TASK INSTRUCTIONS – Give a verbatim quotation of every record.

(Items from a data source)
[BEGIN]

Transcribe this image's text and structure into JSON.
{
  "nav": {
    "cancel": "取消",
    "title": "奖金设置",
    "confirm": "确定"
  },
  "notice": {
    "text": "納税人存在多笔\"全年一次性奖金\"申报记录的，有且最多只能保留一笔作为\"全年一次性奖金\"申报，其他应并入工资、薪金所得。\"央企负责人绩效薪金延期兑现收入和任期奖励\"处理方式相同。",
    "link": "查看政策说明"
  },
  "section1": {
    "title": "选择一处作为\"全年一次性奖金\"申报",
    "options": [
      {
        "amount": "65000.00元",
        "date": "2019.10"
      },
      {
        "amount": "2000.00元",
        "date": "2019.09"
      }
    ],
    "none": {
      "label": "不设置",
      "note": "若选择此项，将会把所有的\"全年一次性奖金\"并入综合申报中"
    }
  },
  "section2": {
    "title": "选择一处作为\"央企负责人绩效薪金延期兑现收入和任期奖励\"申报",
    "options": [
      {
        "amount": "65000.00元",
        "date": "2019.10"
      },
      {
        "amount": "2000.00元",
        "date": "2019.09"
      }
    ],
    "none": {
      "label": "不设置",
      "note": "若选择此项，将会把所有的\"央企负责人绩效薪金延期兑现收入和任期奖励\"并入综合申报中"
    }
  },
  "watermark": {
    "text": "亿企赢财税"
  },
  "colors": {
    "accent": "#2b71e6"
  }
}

[END]

REPLY TO THE EXERCISE –
Transcribe this image's text and structure into JSON.
{
  "nav": {
    "cancel": "取消",
    "title": "奖金设置",
    "confirm": "确定"
  },
  "notice": {
    "text": "納税人存在多笔\"全年一次性奖金\"申报记录的，有且最多只能保留一笔作为\"全年一次性奖金\"申报，其他应并入工资、薪金所得。\"央企负责人绩效薪金延期兑现收入和任期奖励\"处理方式相同。",
    "link": "查看政策说明"
  },
  "section1": {
    "title": "选择一处作为\"全年一次性奖金\"申报",
    "options": [
      {
        "amount": "65000.00元",
        "date": "2019.10"
      },
      {
        "amount": "2000.00元",
        "date": "2019.09"
      }
    ],
    "none": {
      "label": "不设置",
      "note": "若选择此项，将会把所有的\"全年一次性奖金\"并入综合申报中"
    }
  },
  "section2": {
    "title": "选择一处作为\"央企负责人绩效薪金延期兑现收入和任期奖励\"申报",
    "options": [
      {
        "amount": "65000.00元",
        "date": "2019.10"
      },
      {
        "amount": "2000.00元",
        "date": "2019.09"
      }
    ],
    "none": {
      "label": "不设置",
      "note": "若选择此项，将会把所有的\"央企负责人绩效薪金延期兑现收入和任期奖励\"并入综合申报中"
    }
  },
  "watermark": {
    "text": "亿企赢财税"
  },
  "colors": {
    "accent": "#2b71e6"
  }
}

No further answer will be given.